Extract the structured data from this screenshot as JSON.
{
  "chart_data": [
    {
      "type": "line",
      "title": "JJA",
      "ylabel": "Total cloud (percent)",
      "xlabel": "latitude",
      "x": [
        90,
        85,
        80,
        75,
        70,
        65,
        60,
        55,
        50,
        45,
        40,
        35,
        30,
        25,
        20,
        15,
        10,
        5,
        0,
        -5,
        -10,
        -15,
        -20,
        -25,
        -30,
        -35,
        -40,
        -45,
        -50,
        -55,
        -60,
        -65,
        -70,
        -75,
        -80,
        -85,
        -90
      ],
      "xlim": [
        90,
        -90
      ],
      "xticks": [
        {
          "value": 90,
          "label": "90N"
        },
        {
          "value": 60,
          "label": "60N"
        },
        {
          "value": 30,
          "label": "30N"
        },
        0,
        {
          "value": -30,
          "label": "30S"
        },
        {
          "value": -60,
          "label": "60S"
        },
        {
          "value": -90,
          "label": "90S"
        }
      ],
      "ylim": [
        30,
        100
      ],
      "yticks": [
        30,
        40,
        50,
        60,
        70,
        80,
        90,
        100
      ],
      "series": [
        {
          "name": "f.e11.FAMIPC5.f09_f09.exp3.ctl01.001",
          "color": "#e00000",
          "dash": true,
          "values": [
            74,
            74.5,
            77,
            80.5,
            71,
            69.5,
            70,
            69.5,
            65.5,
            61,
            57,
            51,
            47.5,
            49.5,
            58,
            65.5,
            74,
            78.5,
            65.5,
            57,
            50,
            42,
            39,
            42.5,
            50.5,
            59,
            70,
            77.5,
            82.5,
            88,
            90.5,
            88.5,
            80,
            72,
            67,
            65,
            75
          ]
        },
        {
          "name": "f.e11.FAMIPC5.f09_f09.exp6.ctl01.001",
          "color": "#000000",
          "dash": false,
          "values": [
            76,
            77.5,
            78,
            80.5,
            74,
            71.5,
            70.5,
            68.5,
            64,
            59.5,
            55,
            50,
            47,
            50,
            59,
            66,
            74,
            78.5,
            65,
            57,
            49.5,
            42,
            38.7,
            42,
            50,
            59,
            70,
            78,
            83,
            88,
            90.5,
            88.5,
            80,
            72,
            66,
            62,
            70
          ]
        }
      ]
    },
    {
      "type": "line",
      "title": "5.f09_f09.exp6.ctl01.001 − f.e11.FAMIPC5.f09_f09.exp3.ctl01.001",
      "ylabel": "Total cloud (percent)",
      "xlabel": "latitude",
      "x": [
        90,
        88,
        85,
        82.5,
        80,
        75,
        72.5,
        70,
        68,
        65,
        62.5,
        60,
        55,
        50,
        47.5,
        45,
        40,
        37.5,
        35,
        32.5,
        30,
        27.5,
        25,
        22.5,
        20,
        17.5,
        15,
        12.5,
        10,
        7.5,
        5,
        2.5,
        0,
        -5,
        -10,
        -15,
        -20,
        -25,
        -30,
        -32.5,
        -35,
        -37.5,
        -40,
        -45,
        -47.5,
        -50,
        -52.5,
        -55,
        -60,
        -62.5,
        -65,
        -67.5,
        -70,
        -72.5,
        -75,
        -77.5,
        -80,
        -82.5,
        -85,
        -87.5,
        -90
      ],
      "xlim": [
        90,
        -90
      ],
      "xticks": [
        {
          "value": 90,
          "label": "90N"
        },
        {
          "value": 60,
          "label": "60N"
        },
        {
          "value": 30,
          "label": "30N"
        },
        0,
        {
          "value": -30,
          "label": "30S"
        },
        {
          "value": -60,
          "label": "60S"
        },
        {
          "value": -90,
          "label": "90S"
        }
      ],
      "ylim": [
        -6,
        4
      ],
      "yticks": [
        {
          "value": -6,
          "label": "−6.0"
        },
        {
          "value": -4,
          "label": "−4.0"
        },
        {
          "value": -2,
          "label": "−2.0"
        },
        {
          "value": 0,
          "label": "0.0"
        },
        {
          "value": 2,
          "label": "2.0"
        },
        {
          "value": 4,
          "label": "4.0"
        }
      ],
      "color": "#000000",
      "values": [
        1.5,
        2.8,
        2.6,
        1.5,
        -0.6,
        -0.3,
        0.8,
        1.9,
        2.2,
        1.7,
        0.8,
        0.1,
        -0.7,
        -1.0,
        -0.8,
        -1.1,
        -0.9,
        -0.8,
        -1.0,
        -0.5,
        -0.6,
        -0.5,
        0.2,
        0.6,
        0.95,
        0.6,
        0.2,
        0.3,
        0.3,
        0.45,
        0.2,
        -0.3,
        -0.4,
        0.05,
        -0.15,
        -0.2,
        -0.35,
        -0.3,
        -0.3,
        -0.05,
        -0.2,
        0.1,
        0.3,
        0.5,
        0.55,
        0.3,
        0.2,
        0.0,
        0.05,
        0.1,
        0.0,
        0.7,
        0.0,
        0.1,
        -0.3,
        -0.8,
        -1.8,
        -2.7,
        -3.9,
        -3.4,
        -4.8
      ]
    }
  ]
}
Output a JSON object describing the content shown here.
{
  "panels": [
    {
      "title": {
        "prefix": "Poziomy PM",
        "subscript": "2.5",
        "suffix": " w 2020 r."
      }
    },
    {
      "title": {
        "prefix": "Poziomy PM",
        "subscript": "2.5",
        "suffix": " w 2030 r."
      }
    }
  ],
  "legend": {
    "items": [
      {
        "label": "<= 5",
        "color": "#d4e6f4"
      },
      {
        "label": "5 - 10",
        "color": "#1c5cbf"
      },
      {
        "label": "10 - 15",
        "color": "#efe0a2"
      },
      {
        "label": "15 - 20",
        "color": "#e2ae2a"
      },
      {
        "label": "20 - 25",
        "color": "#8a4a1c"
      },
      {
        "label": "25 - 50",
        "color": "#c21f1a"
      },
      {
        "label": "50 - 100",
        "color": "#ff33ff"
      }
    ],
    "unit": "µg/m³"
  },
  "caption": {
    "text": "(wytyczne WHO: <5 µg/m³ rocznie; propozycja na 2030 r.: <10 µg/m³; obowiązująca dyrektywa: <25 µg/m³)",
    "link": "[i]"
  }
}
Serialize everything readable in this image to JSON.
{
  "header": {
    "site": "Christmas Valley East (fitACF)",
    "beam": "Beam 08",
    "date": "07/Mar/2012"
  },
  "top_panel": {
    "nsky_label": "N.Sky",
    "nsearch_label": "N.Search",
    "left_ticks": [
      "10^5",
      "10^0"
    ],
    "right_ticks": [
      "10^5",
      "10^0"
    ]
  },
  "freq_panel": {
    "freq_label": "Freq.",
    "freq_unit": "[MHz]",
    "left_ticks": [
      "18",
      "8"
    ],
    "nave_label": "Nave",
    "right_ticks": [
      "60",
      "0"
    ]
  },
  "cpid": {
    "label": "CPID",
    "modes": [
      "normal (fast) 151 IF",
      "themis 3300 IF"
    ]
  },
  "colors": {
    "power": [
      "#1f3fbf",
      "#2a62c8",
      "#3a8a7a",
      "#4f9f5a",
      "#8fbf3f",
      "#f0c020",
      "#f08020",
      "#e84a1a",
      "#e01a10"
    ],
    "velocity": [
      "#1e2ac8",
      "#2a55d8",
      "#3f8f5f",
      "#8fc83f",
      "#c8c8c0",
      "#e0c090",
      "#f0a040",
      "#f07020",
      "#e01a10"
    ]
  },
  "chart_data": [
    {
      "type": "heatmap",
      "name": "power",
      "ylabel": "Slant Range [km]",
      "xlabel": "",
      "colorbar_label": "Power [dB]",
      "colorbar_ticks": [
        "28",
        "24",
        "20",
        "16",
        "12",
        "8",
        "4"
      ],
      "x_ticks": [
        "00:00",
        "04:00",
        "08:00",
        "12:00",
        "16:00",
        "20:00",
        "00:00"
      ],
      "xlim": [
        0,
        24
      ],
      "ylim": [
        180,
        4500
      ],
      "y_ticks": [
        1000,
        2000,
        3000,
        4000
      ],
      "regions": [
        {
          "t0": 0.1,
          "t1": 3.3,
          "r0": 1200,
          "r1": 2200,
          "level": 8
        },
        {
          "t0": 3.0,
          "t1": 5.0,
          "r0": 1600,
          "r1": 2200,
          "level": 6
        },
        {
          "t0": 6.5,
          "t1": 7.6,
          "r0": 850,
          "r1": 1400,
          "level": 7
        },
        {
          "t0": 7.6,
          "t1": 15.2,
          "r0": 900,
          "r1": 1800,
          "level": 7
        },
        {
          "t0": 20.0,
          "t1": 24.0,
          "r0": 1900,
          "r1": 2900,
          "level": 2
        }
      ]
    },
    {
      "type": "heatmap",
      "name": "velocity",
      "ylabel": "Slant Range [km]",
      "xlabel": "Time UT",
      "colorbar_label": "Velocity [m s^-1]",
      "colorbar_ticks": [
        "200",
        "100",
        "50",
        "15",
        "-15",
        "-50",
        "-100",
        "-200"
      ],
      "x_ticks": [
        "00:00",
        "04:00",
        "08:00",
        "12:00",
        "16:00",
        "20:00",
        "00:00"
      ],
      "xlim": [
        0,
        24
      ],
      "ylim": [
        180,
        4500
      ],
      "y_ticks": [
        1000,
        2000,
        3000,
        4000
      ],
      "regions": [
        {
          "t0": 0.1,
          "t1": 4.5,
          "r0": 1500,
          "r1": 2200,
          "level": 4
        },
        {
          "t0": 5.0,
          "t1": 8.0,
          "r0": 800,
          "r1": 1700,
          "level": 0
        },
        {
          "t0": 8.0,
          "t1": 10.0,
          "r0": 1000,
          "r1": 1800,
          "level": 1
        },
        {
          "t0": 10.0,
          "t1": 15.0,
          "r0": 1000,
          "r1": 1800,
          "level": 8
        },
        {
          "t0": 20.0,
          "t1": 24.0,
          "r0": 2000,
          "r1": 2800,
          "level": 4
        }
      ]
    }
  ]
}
* * * * * * * * *
**What the task requires:**
Copy whichever lines in the listing above contain the word "JSON".

**Task response:**
Extract the structured data from this screenshot as JSON.
Output a JSON object describing the content shown here.
Serialize everything readable in this image to JSON.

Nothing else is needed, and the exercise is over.